TASK PROMPT
Skip the pictures and quote all of the lines exactly.

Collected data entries
━━━━━━

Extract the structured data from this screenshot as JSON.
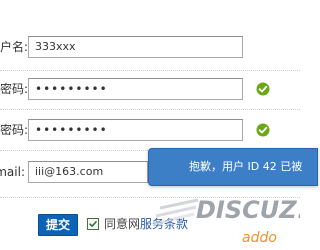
{
  "form": {
    "username": {
      "label": "户名:",
      "value": "333xxx"
    },
    "password": {
      "label": "密码:",
      "value": "•••••••••"
    },
    "password_confirm": {
      "label": "密码:",
      "value": "•••••••••"
    },
    "email": {
      "label": "mail:",
      "value": "iii@163.com"
    }
  },
  "toast": {
    "message": "抱歉，用户 ID 42 已被"
  },
  "actions": {
    "submit_label": "提交",
    "agree_text": "同意网",
    "agree_link": "服务条款"
  },
  "watermark": {
    "brand": "DISCUZ!",
    "site": "addo"
  },
  "colors": {
    "accent": "#0d64b6",
    "toast_bg": "#3c7fc6",
    "valid_green": "#6aa818",
    "brand_orange": "#f07d00"
  },
  "icons": {
    "valid": "check-circle-icon",
    "agree": "checkbox-checked-icon"
  }
}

━━━━━━

TASK SOLUTION
Extract the structured data from this screenshot as JSON.
{
  "form": {
    "username": {
      "label": "户名:",
      "value": "333xxx"
    },
    "password": {
      "label": "密码:",
      "value": "•••••••••"
    },
    "password_confirm": {
      "label": "密码:",
      "value": "•••••••••"
    },
    "email": {
      "label": "mail:",
      "value": "iii@163.com"
    }
  },
  "toast": {
    "message": "抱歉，用户 ID 42 已被"
  },
  "actions": {
    "submit_label": "提交",
    "agree_text": "同意网",
    "agree_link": "服务条款"
  },
  "watermark": {
    "brand": "DISCUZ!",
    "site": "addo"
  },
  "colors": {
    "accent": "#0d64b6",
    "toast_bg": "#3c7fc6",
    "valid_green": "#6aa818",
    "brand_orange": "#f07d00"
  },
  "icons": {
    "valid": "check-circle-icon",
    "agree": "checkbox-checked-icon"
  }
}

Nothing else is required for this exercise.